Input material:
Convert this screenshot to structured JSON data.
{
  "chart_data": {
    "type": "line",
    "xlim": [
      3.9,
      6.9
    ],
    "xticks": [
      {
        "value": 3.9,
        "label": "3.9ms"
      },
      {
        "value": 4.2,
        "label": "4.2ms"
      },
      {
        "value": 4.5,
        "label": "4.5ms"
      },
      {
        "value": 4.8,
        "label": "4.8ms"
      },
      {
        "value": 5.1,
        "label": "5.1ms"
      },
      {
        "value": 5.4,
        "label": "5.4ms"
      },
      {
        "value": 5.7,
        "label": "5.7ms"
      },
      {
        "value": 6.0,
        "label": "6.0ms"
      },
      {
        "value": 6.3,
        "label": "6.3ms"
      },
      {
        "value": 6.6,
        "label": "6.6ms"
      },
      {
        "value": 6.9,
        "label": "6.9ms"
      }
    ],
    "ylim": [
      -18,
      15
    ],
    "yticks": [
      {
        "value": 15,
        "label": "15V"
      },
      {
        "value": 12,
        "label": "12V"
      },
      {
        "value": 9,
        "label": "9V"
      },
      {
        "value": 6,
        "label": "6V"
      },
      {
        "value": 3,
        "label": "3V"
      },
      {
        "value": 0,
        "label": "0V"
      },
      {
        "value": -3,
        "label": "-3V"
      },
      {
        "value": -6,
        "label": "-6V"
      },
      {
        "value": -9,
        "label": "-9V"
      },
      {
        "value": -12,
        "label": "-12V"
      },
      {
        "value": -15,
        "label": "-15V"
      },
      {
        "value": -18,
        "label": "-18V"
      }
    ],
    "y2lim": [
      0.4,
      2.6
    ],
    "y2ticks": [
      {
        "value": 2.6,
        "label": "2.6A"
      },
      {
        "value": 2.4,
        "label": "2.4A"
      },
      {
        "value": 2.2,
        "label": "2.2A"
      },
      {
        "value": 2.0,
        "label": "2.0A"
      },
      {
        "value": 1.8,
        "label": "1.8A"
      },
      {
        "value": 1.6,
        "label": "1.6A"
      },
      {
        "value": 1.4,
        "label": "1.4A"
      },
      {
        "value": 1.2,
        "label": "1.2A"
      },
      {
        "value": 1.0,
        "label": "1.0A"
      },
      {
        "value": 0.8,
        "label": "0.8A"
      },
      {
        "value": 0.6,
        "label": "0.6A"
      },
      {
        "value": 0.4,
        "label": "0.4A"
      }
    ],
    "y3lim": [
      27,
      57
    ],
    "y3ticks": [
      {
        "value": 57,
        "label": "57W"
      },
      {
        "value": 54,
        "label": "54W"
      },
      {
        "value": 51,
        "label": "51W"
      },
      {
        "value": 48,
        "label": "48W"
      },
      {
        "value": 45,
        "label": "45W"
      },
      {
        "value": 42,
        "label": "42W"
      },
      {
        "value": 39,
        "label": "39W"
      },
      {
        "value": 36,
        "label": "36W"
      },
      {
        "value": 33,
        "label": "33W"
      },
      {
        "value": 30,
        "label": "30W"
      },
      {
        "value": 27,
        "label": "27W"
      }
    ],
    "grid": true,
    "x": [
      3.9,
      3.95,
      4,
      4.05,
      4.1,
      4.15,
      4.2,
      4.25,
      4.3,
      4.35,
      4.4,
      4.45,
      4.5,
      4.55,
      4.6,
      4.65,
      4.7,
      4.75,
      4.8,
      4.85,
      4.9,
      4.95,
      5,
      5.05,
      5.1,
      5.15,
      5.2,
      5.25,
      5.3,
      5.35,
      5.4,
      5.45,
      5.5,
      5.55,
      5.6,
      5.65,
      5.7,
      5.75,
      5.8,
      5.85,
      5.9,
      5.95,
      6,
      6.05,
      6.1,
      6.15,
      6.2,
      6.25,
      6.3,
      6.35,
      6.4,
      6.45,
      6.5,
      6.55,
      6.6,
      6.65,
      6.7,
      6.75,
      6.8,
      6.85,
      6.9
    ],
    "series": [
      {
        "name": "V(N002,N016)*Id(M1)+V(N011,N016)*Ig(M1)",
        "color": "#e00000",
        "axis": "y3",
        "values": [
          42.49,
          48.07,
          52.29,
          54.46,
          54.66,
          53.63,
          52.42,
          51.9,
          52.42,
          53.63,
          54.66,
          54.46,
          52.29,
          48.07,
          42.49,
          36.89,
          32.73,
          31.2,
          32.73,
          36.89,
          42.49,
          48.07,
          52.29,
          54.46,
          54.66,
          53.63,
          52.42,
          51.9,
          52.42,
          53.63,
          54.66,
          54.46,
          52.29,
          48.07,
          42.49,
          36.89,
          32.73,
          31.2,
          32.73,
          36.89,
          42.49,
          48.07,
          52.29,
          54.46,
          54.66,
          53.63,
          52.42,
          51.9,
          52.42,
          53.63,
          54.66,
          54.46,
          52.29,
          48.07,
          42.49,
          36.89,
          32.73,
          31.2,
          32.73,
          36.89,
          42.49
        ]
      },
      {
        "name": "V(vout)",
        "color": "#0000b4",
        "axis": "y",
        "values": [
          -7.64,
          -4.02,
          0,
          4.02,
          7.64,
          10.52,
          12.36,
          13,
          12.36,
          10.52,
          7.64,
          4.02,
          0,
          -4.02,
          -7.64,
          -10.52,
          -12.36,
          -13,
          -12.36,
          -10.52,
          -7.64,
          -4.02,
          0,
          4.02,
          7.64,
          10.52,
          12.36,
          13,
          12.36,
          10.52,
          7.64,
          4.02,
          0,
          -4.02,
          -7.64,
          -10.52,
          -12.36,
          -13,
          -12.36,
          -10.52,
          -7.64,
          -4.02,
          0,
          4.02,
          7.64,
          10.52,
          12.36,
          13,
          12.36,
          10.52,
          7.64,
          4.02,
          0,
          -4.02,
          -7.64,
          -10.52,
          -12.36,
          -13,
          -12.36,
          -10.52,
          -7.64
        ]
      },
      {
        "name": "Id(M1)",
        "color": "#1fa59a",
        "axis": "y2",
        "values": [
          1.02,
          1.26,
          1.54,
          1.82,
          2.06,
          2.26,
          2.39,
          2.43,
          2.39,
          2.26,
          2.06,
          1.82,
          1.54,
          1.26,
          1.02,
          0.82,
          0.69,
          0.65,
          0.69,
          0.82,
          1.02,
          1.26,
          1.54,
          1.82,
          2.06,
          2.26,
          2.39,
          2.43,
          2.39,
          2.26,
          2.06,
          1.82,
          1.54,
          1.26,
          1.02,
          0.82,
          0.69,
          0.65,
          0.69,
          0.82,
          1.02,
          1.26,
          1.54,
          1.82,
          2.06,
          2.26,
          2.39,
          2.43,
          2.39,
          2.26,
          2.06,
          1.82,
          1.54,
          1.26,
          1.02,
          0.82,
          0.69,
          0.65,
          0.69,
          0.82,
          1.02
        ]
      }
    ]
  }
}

What the task asks: In the entries above, locate every line with the word "color" and copy it.

Response:
        "color": "#e00000",
        "color": "#0000b4",
        "color": "#1fa59a",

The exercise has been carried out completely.